● Task statement: Please write out the rows word for word, from the very first one down to the line containing "section-body-usda-loan: Loans for", with both ends included and nothing else.
================
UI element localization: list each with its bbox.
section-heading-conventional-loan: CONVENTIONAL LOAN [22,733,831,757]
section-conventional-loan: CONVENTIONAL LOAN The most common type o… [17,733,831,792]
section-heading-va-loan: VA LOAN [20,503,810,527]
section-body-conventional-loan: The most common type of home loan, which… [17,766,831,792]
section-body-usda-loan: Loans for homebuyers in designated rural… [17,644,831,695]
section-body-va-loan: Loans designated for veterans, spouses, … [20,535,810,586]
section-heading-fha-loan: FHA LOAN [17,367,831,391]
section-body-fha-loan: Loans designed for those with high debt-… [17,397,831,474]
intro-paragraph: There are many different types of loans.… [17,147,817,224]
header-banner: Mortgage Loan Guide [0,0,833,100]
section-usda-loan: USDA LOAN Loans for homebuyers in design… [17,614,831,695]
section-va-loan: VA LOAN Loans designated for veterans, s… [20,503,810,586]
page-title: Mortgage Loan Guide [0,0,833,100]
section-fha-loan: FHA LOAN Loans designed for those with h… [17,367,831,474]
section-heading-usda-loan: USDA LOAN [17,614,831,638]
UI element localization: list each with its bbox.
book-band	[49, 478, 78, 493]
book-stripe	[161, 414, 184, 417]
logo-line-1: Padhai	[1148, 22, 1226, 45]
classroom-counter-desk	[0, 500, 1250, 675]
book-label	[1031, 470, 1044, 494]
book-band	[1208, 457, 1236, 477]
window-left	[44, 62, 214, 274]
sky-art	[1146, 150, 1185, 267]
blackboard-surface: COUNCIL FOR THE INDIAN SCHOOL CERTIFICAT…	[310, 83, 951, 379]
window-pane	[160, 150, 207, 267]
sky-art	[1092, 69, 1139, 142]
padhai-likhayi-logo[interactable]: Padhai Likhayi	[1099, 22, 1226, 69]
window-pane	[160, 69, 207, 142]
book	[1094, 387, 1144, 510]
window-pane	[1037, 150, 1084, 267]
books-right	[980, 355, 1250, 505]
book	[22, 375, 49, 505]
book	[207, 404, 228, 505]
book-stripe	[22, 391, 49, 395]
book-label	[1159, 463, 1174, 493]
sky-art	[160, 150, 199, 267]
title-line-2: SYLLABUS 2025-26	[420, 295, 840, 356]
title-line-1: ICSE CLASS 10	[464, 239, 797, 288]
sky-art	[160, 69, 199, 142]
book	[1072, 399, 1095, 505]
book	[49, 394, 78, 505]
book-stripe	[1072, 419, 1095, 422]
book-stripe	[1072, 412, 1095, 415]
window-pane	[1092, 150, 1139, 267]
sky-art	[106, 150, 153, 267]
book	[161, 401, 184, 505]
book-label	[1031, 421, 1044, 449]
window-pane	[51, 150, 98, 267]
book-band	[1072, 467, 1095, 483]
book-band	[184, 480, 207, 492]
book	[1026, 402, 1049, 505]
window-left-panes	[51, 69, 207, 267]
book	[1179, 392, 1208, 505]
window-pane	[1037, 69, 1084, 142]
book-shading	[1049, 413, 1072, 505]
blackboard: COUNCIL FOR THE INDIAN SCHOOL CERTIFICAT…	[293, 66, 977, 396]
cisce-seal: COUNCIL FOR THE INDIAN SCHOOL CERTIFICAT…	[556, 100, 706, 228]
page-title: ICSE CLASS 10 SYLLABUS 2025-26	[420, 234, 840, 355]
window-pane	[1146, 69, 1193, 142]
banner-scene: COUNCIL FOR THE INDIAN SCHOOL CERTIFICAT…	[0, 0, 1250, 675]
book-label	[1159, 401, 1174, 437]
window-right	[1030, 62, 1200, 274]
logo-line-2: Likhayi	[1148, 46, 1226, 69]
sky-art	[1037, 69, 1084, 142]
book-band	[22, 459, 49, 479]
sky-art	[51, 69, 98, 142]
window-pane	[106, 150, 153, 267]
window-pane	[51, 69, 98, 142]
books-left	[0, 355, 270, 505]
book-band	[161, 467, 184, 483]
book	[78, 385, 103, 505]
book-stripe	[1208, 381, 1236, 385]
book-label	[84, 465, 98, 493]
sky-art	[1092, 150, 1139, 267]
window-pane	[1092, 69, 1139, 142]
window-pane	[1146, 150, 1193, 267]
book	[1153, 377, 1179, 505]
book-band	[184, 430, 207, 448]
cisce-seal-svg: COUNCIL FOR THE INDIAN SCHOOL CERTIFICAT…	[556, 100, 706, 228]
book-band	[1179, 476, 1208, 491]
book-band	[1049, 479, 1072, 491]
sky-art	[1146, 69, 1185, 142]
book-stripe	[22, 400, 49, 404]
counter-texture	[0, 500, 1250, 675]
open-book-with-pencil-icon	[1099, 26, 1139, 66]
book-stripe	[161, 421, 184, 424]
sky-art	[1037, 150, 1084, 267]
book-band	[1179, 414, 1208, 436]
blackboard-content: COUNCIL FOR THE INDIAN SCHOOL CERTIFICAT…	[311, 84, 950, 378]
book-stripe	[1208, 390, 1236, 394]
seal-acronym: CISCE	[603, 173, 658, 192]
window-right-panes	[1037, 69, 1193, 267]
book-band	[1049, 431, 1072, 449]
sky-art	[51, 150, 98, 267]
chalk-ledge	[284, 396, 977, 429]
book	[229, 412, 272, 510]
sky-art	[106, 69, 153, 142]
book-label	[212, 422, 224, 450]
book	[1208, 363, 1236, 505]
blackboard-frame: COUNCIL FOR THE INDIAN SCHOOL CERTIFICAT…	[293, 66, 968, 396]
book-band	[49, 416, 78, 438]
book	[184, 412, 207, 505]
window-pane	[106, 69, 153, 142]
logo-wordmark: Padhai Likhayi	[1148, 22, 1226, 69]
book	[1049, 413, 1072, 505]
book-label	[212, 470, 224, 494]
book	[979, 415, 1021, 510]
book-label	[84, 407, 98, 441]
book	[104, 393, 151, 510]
================
● The output:
UI element localization: list each with its bbox.
section-heading-conventional-loan: CONVENTIONAL LOAN [22,733,831,757]
section-conventional-loan: CONVENTIONAL LOAN The most common type o… [17,733,831,792]
section-heading-va-loan: VA LOAN [20,503,810,527]
section-body-conventional-loan: The most common type of home loan, which… [17,766,831,792]
section-body-usda-loan: Loans for homebuyers in designated rural… [17,644,831,695]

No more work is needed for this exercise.